◆ **Quoted text**:
++++++
Reason #2: I’m 99.9% sure my counterexample is legitimate, but my fear is always “I probably missed something and so it’s probably wrong and someone will probably point out the mistake in a sarcastic way that’s meant to be funny but I'll take the wrong way and won’t find it funny”

And now, I shall log off . . .

 

[fresh_42]

7. $a_n = \sum_{k=1}^{k=n} \frac{1}{k}$. But I have the same difficulty as TeethWhitener. What am I missing?

 

[micromass]

7. $a_n = \sum_{k=1}^{k=n} \frac{1}{k}$. But I have the same difficulty as TeethWhitener. What am I missing?

Nothing. That is the right counterexample.

 

[micromass]

Reason #1: I’ve got like 10 minutes before leaving for my foreign language class and I stink at LaTeX, so it’ll take me a long while to figure out how to type it all up. It would take even longer to scan my scratch paper and upload it.

Reason #2: I’m 99.9% sure my counterexample is legitimate, but my fear is always “I probably missed something and so it’s probably wrong and someone will probably point out the mistake in a sarcastic way that’s meant to be funny but I'll take the wrong way and won’t find it funny”

And now, I shall log off . . .

Come on, post it!

 

[jbriggs444]

There is no function $f:\mathbb{R}\rightarrow \mathbb{R}$ whose graph is dense in $\mathbb{R}^2$

Consider the set of canonical decimal expansions such that the first set of n digits after the decimal are arbitrary, the next n digits are all zero and the remaining digits are all non-zero for some strictly positive integer n. For any given decimal it is easy to decide whether it is of this form. Further, for any number of this form, there is only one value of n for which the constraint will hold. It is clear that reals with canonical decimals of this form are dense in the reals.

Consider the trailing non-zero digits in decimals of this form. This is an infinite string of digits in the range 1-9 and can be used to arbitrarily encode information of one's choice. The remainder of the challenge is simply dotting the i's and crossing the t's.

Let the first digit encode a sign. 1 => +1. 2 => -1. 3-9 => 0. Call this $S$.

Let the second digit encode a sign on the exponent. 1 => +1, 2 => -1. 3-9 => zero. Call this $s$

Let the next digits encode an exponent. 9 = end of sub-string, subtract 1 from each of the intervening digits to produce the octal expansion of a non-negative integer. If there is no 9 in the string, the exponent is taken as zero. If a 9 appears immediately, the exponent is taken as zero. Call this $e$

Subtract 1 from each of the remaining digits to produce the base nine fraction with the radix point assumed to the left of the first digit. If there are no remaining digits (e.g. if the trailing non-zero digits have no 9) then this mantissa is taken as zero. Call it $m$.

Let f(x) = x if the canonical decimal expansion of x fails to take the requisite form.
++++++
◆ **Direction 1**:
From the forum thread, please list the symbols that the digit-encoding scheme introduces with "Call this" or "Call it."
++++++
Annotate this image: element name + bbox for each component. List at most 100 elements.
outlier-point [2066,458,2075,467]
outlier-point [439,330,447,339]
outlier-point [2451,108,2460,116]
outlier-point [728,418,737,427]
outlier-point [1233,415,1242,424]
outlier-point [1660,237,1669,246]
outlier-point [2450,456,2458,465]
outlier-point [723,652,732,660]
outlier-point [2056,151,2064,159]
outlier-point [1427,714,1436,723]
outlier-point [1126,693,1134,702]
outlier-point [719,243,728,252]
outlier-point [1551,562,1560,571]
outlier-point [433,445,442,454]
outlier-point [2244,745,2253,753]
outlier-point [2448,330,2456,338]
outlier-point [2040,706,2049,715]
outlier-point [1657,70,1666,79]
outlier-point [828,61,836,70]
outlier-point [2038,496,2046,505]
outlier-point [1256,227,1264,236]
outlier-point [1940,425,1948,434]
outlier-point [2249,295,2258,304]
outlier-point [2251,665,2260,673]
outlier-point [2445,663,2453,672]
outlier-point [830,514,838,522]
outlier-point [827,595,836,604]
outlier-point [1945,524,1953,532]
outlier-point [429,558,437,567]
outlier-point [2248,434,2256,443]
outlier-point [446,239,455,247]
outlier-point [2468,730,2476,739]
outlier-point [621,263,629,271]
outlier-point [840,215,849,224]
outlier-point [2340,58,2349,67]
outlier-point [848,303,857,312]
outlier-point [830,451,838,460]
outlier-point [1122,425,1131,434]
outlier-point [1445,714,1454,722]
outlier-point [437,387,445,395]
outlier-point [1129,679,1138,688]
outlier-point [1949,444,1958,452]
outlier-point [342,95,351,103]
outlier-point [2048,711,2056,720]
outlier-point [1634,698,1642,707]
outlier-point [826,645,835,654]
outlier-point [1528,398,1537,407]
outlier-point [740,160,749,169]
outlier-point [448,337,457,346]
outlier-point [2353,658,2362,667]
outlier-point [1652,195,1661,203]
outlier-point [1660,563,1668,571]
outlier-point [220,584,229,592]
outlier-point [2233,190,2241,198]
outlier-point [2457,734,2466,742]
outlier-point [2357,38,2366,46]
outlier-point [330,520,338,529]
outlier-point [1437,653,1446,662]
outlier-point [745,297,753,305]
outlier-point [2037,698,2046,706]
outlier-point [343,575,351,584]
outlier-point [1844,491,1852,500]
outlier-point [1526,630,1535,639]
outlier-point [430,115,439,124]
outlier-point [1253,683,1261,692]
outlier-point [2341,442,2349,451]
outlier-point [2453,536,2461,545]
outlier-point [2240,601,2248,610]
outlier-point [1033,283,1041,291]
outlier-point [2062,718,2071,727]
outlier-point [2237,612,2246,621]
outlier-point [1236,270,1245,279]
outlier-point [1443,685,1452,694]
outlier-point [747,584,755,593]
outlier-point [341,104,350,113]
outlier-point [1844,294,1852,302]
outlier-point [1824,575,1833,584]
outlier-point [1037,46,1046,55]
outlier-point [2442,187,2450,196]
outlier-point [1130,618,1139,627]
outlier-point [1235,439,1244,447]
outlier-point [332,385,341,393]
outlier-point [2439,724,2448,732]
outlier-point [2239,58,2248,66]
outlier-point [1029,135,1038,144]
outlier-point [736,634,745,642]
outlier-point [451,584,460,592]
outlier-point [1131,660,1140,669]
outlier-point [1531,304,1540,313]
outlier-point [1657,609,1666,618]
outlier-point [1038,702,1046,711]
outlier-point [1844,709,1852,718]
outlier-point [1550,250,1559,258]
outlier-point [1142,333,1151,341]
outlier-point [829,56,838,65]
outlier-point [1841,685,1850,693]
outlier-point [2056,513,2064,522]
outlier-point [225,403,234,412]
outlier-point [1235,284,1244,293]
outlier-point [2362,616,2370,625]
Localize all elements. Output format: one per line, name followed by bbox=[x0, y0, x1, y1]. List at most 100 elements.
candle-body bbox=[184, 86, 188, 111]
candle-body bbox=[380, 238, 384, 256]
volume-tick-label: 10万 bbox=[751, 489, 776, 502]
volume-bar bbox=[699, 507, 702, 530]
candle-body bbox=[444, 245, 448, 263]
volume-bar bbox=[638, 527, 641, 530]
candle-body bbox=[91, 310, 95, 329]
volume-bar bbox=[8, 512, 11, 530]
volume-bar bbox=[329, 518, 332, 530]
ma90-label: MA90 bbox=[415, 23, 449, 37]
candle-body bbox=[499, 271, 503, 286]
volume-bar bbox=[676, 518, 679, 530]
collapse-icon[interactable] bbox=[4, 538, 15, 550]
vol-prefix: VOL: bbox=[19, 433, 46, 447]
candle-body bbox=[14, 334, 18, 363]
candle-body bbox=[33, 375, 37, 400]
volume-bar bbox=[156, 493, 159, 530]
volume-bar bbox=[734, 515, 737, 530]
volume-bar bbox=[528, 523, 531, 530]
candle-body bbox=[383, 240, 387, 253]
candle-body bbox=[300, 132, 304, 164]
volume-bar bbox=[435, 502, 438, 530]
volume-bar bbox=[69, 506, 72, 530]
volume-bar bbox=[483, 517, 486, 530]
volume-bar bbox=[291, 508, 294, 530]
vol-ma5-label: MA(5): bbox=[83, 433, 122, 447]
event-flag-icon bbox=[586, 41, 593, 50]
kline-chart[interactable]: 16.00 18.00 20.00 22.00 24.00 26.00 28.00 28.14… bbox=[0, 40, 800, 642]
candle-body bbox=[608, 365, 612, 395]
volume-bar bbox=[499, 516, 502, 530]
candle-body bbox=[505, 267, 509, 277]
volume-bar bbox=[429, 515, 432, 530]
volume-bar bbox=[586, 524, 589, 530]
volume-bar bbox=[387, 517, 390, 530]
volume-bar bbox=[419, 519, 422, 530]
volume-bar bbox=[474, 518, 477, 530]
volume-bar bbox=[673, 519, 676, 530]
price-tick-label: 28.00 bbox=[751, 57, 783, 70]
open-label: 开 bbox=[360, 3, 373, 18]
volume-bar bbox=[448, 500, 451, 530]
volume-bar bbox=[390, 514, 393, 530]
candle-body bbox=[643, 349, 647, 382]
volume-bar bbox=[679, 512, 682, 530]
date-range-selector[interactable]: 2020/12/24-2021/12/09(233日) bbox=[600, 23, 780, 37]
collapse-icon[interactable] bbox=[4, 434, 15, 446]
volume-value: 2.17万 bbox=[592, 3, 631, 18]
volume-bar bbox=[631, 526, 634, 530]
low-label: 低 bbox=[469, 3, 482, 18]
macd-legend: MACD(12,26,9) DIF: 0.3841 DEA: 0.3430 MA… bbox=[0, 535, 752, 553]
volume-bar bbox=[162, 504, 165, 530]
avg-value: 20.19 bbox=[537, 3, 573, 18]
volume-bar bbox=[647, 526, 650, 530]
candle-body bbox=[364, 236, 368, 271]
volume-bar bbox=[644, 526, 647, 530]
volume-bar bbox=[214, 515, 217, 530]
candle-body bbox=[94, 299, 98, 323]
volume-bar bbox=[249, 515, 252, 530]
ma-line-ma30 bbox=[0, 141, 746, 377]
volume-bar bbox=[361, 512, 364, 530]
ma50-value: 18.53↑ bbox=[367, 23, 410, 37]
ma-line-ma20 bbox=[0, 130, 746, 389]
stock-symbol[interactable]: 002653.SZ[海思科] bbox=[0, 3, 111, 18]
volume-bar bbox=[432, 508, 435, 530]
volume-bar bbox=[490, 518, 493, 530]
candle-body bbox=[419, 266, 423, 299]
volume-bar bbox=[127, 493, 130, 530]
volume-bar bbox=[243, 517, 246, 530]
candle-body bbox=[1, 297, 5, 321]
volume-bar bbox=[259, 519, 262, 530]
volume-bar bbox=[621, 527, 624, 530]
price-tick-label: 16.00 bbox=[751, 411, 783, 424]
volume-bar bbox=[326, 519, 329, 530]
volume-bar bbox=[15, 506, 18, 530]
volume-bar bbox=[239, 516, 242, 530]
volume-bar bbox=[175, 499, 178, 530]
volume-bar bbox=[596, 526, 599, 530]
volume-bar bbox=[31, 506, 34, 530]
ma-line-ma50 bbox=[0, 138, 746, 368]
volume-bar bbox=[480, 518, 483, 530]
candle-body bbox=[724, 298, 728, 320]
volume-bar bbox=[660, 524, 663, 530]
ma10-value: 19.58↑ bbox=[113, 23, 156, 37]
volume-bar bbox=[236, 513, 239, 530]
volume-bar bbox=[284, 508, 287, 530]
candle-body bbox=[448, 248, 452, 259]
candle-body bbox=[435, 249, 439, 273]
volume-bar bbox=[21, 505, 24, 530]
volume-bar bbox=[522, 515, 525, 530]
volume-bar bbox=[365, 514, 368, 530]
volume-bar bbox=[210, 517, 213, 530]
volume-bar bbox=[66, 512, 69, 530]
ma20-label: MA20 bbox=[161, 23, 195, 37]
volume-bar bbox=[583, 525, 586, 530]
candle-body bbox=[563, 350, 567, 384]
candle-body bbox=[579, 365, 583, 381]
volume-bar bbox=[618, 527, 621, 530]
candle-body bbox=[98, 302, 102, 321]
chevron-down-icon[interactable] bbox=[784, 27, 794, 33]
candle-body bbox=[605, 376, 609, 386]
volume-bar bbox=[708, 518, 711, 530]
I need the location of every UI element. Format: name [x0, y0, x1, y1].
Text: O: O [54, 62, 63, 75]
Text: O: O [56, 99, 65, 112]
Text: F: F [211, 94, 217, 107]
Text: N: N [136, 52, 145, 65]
++++++
◆ **Direction 2**:
Substitute "outlier-marker" for "outlier-point" in the records, starting with their first line and going on through the line with "outlier-point [830,451,838,460]", and give those lines with nothing else changed.

◆ **Exercise response 1**:
S, s, e, m

◆ **Exercise response 2**:
Annotate this image: element name + bbox for each component. List at most 100 elements.
outlier-marker [2066,458,2075,467]
outlier-marker [439,330,447,339]
outlier-marker [2451,108,2460,116]
outlier-marker [728,418,737,427]
outlier-marker [1233,415,1242,424]
outlier-marker [1660,237,1669,246]
outlier-marker [2450,456,2458,465]
outlier-marker [723,652,732,660]
outlier-marker [2056,151,2064,159]
outlier-marker [1427,714,1436,723]
outlier-marker [1126,693,1134,702]
outlier-marker [719,243,728,252]
outlier-marker [1551,562,1560,571]
outlier-marker [433,445,442,454]
outlier-marker [2244,745,2253,753]
outlier-marker [2448,330,2456,338]
outlier-marker [2040,706,2049,715]
outlier-marker [1657,70,1666,79]
outlier-marker [828,61,836,70]
outlier-marker [2038,496,2046,505]
outlier-marker [1256,227,1264,236]
outlier-marker [1940,425,1948,434]
outlier-marker [2249,295,2258,304]
outlier-marker [2251,665,2260,673]
outlier-marker [2445,663,2453,672]
outlier-marker [830,514,838,522]
outlier-marker [827,595,836,604]
outlier-marker [1945,524,1953,532]
outlier-marker [429,558,437,567]
outlier-marker [2248,434,2256,443]
outlier-marker [446,239,455,247]
outlier-marker [2468,730,2476,739]
outlier-marker [621,263,629,271]
outlier-marker [840,215,849,224]
outlier-marker [2340,58,2349,67]
outlier-marker [848,303,857,312]
outlier-marker [830,451,838,460]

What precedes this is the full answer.